# Task
Determine which lines of the records include the word "this", and copy them.

# Data lines

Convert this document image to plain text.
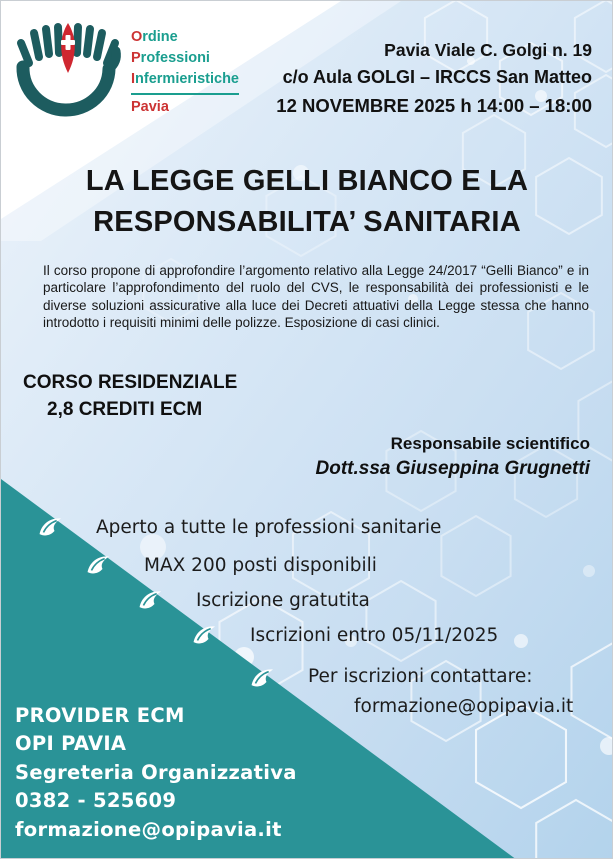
Ordine
Professioni
Infermieristiche
Pavia
Pavia Viale C. Golgi n. 19
c/o Aula GOLGI – IRCCS San Matteo
12 NOVEMBRE 2025 h 14:00 – 18:00
LA LEGGE GELLI BIANCO E LA
RESPONSABILITA’ SANITARIA
Il corso propone di approfondire l’argomento relativo alla Legge 24/2017 “Gelli Bianco” e in particolare l’approfondimento del ruolo del CVS, le responsabilità dei professionisti e le diverse soluzioni assicurative alla luce dei Decreti attuativi della Legge stessa che hanno introdotto i requisiti minimi delle polizze. Esposizione di casi clinici.
CORSO RESIDENZIALE
2,8 CREDITI ECM
Responsabile scientifico
Dott.ssa Giuseppina Grugnetti
Aperto a tutte le professioni sanitarie
MAX 200 posti disponibili
Iscrizione gratutita
Iscrizioni entro 05/11/2025
Per iscrizioni contattare:
formazione@opipavia.it
PROVIDER ECM
OPI PAVIA
Segreteria Organizzativa
0382 - 525609
formazione@opipavia.it
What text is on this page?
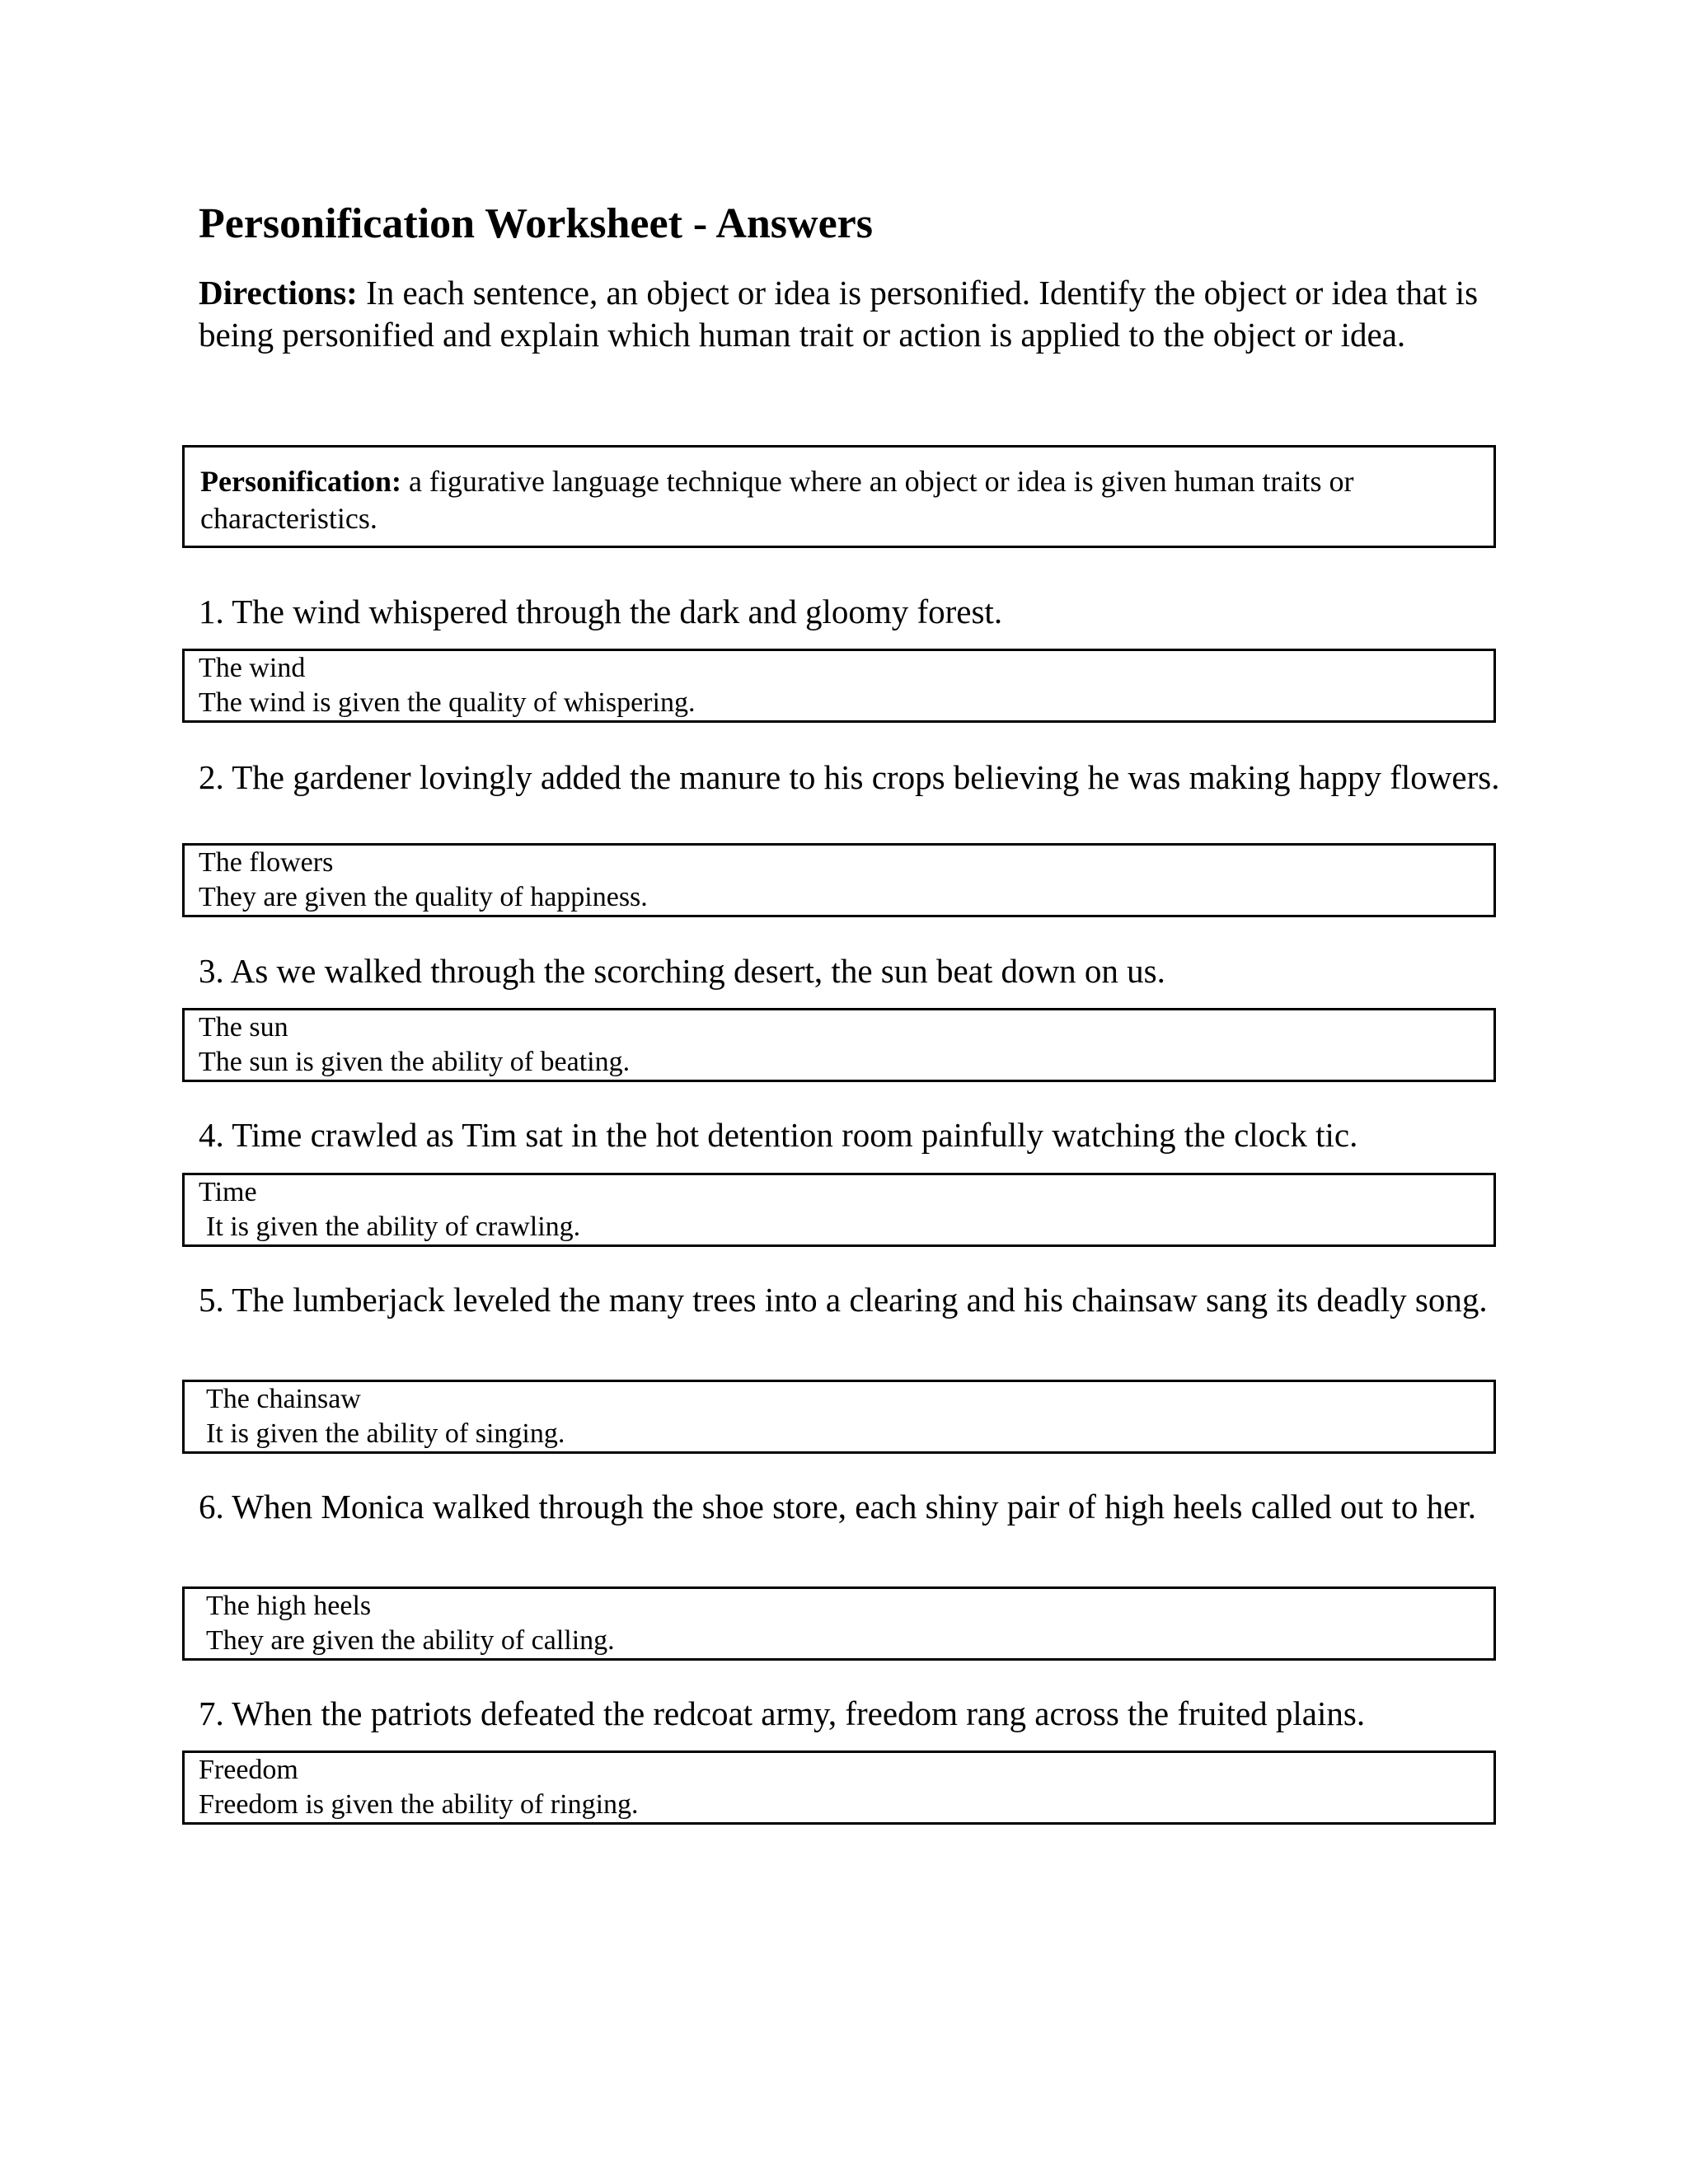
Personification Worksheet - Answers

Directions: In each sentence, an object or idea is personified. Identify the object or idea that is being personified and explain which human trait or action is applied to the object or idea.

Personification: a figurative language technique where an object or idea is given human traits or characteristics.

1. The wind whispered through the dark and gloomy forest.

The wind
The wind is given the quality of whispering.

2. The gardener lovingly added the manure to his crops believing he was making happy flowers.

The flowers
They are given the quality of happiness.

3. As we walked through the scorching desert, the sun beat down on us.

The sun
The sun is given the ability of beating.

4. Time crawled as Tim sat in the hot detention room painfully watching the clock tic.

Time
It is given the ability of crawling.

5. The lumberjack leveled the many trees into a clearing and his chainsaw sang its deadly song.

The chainsaw
It is given the ability of singing.

6. When Monica walked through the shoe store, each shiny pair of high heels called out to her.

The high heels
They are given the ability of calling.

7. When the patriots defeated the redcoat army, freedom rang across the fruited plains.

Freedom
Freedom is given the ability of ringing.
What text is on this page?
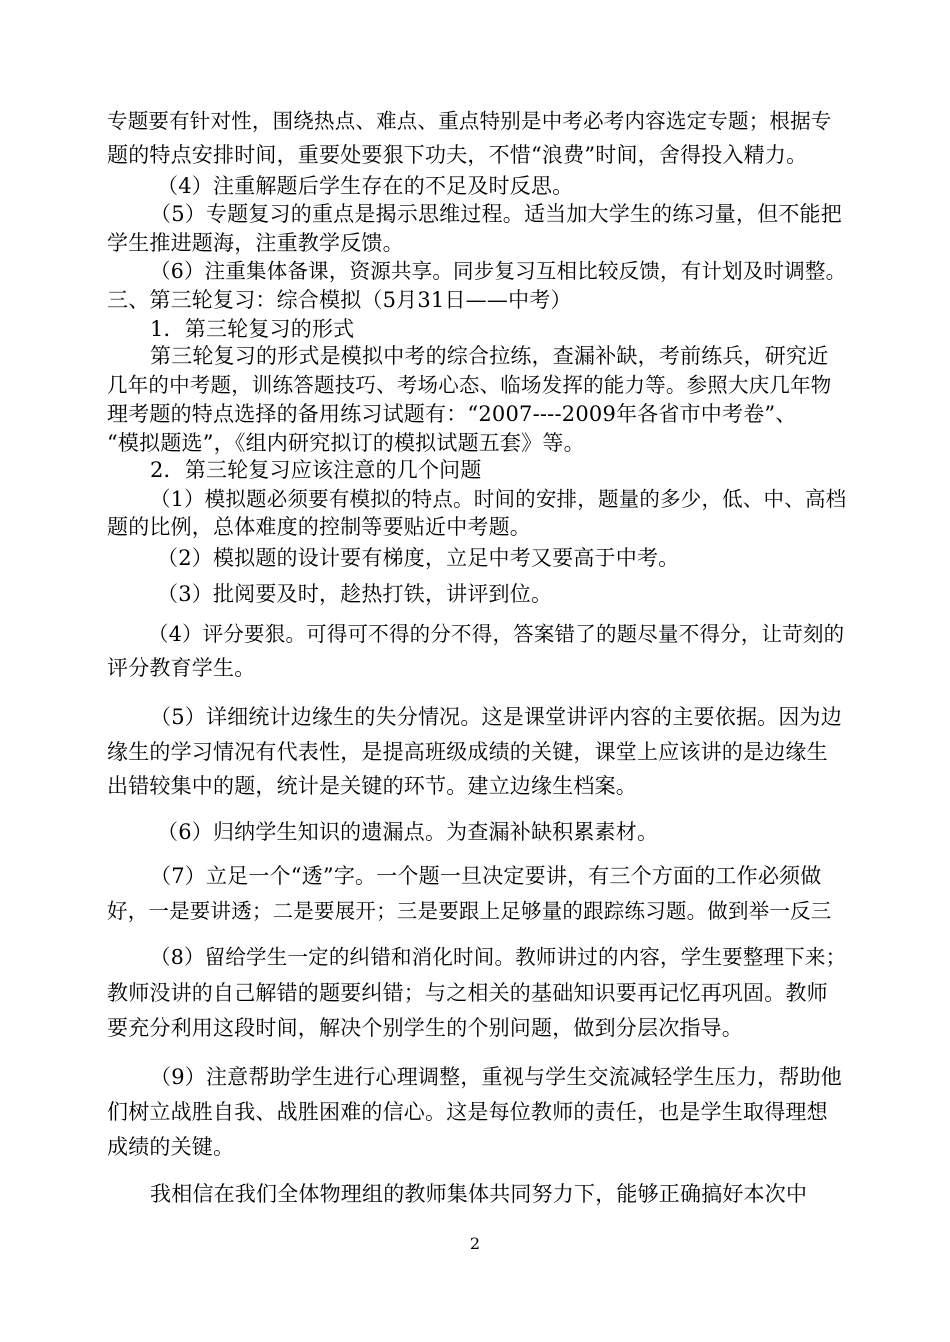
专题要有针对性，围绕热点、难点、重点特别是中考必考内容选定专题；根据专
题的特点安排时间，重要处要狠下功夫，不惜“浪费”时间，舍得投入精力。
（4）注重解题后学生存在的不足及时反思。
（5）专题复习的重点是揭示思维过程。适当加大学生的练习量，但不能把
学生推进题海，注重教学反馈。
（6）注重集体备课，资源共享。同步复习互相比较反馈，有计划及时调整。
三、第三轮复习：综合模拟（5月31日——中考）
1．第三轮复习的形式
第三轮复习的形式是模拟中考的综合拉练，查漏补缺，考前练兵，研究近
几年的中考题，训练答题技巧、考场心态、临场发挥的能力等。参照大庆几年物
理考题的特点选择的备用练习试题有：“2007----2009年各省市中考卷”、
“模拟题选”，《组内研究拟订的模拟试题五套》等。
2．第三轮复习应该注意的几个问题
（1）模拟题必须要有模拟的特点。时间的安排，题量的多少，低、中、高档
题的比例，总体难度的控制等要贴近中考题。
（2）模拟题的设计要有梯度，立足中考又要高于中考。
（3）批阅要及时，趁热打铁，讲评到位。
（4）评分要狠。可得可不得的分不得，答案错了的题尽量不得分，让苛刻的
评分教育学生。
（5）详细统计边缘生的失分情况。这是课堂讲评内容的主要依据。因为边
缘生的学习情况有代表性，是提高班级成绩的关键，课堂上应该讲的是边缘生
出错较集中的题，统计是关键的环节。建立边缘生档案。
（6）归纳学生知识的遗漏点。为查漏补缺积累素材。
（7）立足一个“透”字。一个题一旦决定要讲，有三个方面的工作必须做
好，一是要讲透；二是要展开；三是要跟上足够量的跟踪练习题。做到举一反三
（8）留给学生一定的纠错和消化时间。教师讲过的内容，学生要整理下来；
教师没讲的自己解错的题要纠错；与之相关的基础知识要再记忆再巩固。教师
要充分利用这段时间，解决个别学生的个别问题，做到分层次指导。
（9）注意帮助学生进行心理调整，重视与学生交流减轻学生压力，帮助他
们树立战胜自我、战胜困难的信心。这是每位教师的责任，也是学生取得理想
成绩的关键。
我相信在我们全体物理组的教师集体共同努力下，能够正确搞好本次中
2
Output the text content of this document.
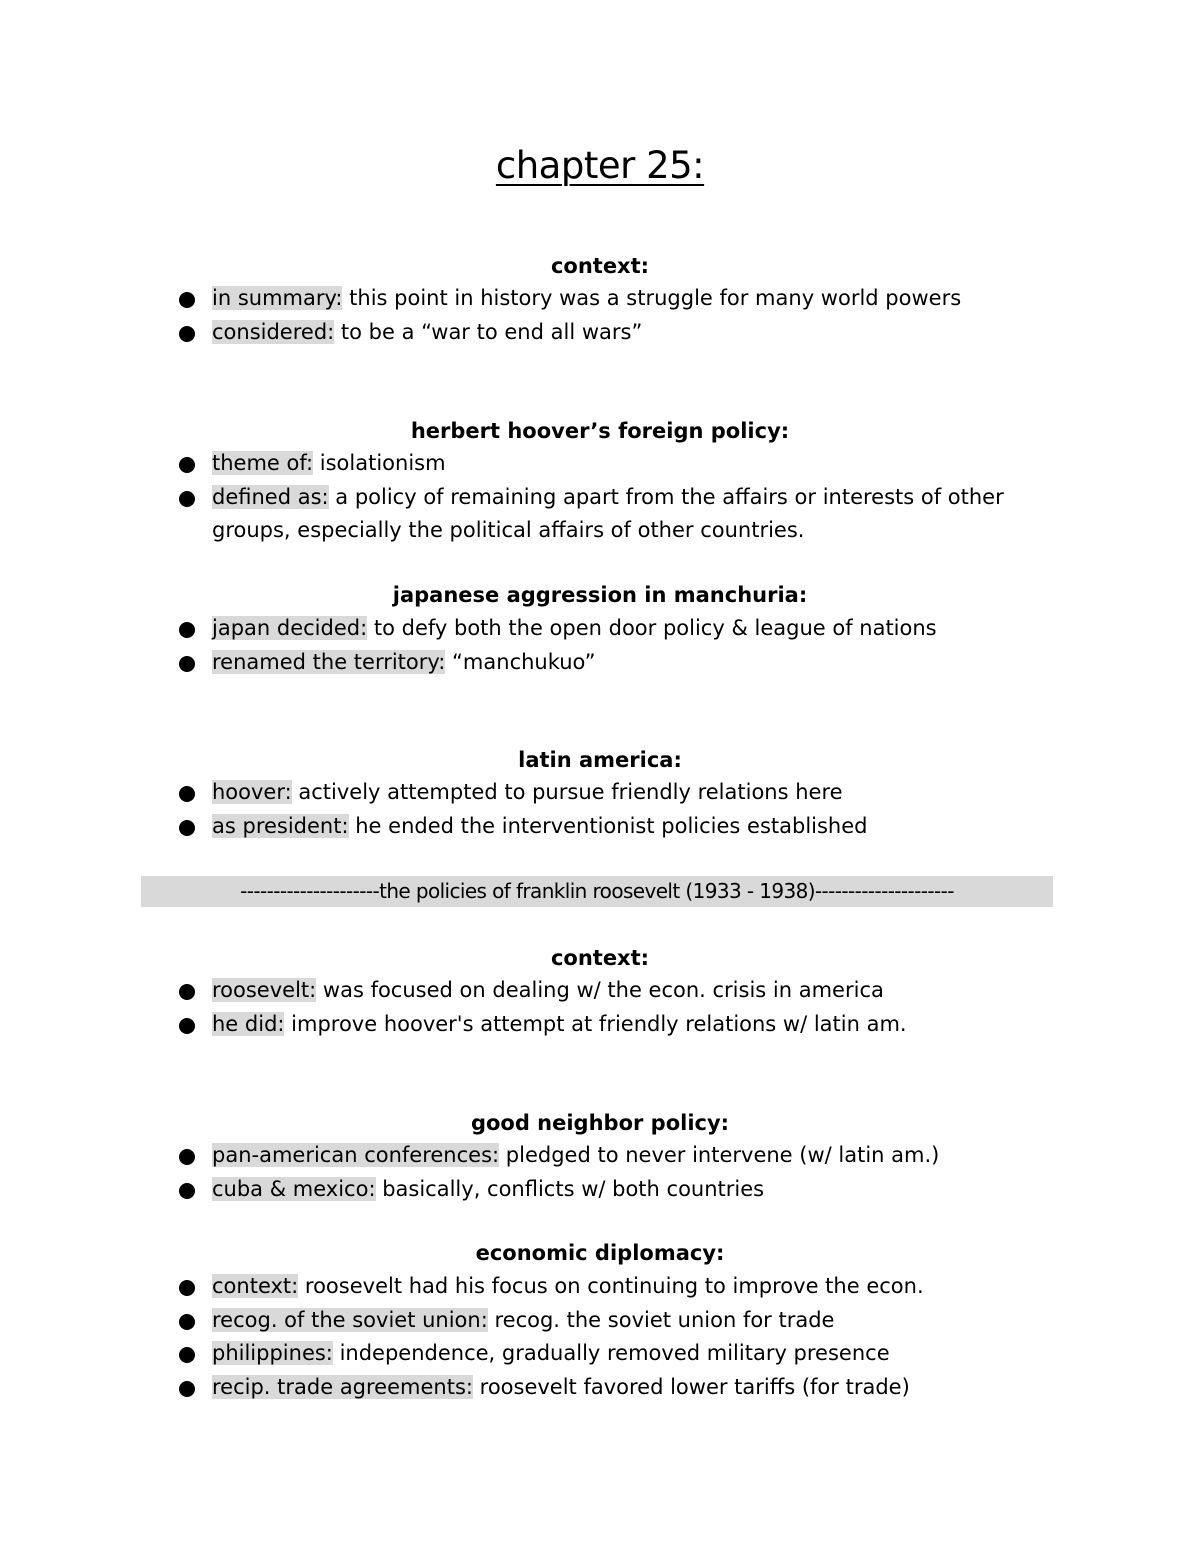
chapter 25:
context:
in summary: this point in history was a struggle for many world powers
considered: to be a “war to end all wars”
herbert hoover’s foreign policy:
theme of: isolationism
defined as: a policy of remaining apart from the affairs or interests of other groups, especially the political affairs of other countries.
japanese aggression in manchuria:
japan decided: to defy both the open door policy & league of nations
renamed the territory: “manchukuo”
latin america:
hoover: actively attempted to pursue friendly relations here
as president: he ended the interventionist policies established
---------------------the policies of franklin roosevelt (1933 - 1938)---------------------
context:
roosevelt: was focused on dealing w/ the econ. crisis in america
he did: improve hoover's attempt at friendly relations w/ latin am.
good neighbor policy:
pan-american conferences: pledged to never intervene (w/ latin am.)
cuba & mexico: basically, conflicts w/ both countries
economic diplomacy:
context: roosevelt had his focus on continuing to improve the econ.
recog. of the soviet union: recog. the soviet union for trade
philippines: independence, gradually removed military presence
recip. trade agreements: roosevelt favored lower tariffs (for trade)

# The output
Convert this document image to plain text.
What text is on this page?
What text is on this page?
Output the text content of this document.
in summary: this point in history was a struggle for many world powers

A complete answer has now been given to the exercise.